- **THINGS TO DO**
- 1) In the excerpt below on Snap's finances, what share of its full-time workforce did Snap lay off over the past year?
- 2) Extend the excerpt below on Snap's revenue and margins, picking up right after its last line.
[START EXCERPT TO READ]
That's why Snap expects its revenue to slip by 0% to 5% year over year in the third quarter. It said its business "remains in a period of rapid transition" as it tries to improve its advertising platform, but it has "limited" visibility of the near-term ad market. 

Its margins are still being squeezed

As its revenue growth cooled off, Snap cut costs, abandoned some of its plans to build a "superapp" through integrated games and original videos, and laid off nearly a fifth of its full-time workforce over the past year. But it's also been ramping up its investments in new Snapchat+, Spotlight, and AI-powered features. Its operating and adjusted EBITDA margins suggest that the balancing act isn't working out too well:

Metric

Q2 2022

Q3 2022

Q4 2022

Q1 2023

Q2 2023

Operating margin

(36%)

(39%)

(22%)

(37%)

(38%)

Adjusted EBITDA margin

1%

6%

18%

0%

(4%)

Data source: Snap. EBITDA = earnings before interest, taxes, depreciation, and amortization.
[END EXCERPT TO READ]
[START DATA SEGMENT]
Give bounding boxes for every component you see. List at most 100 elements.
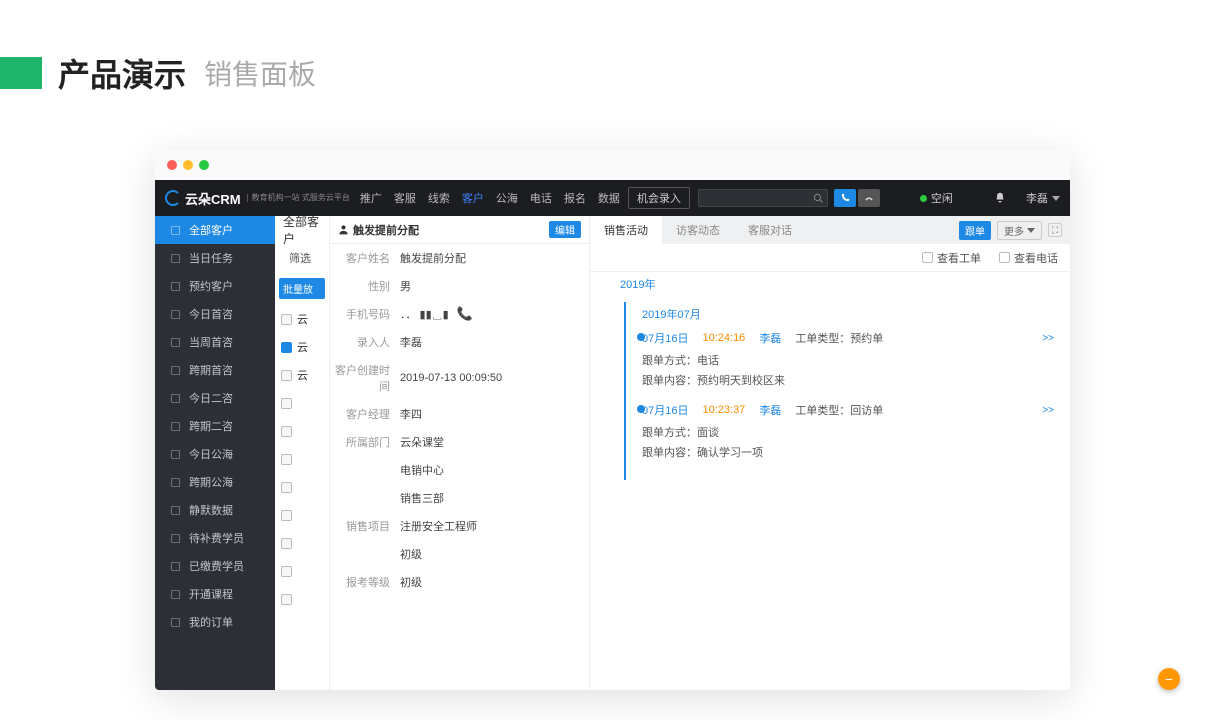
[END DATA SEGMENT]
- **PER-TASK ANSWERS**
- 1) Nearly a fifth of its full-time workforce.

- 2)
Snap posted an adjusted EBITDA loss of $38.5 million in the second quarter, and it's bracing for another adjusted EBITDA loss of $50 million to $100 million in the third quarter -- which implies its adjusted EBITDA margin will drop to a midpoint of negative 6.8%.

It attributed that compression to higher infrastructure spending for its new machine learning, AI, and advertising features -- which caused its headcount to rise 2% sequentially in the second quarter after a three-quarter streak of reductions. It anticipates another "modest" increase in its headcount in the third quarter.

Is it too late to buy Snap's stock?

Analysts expect Snap's revenue and adjusted EPS to decline 12% and 59%, respectively, for the full year. Based on those estimates, it still doesn't look like a screaming bargain at 4 times this year's sales -- especially when Meta, which faces milder declines this year, trades at less than 7 times this year's sales. Unless Snap proves it can end its dismal cycle of slowing growth and rising costs, I believe it's still too late to bet on this social media underdog's long-shot turnaround.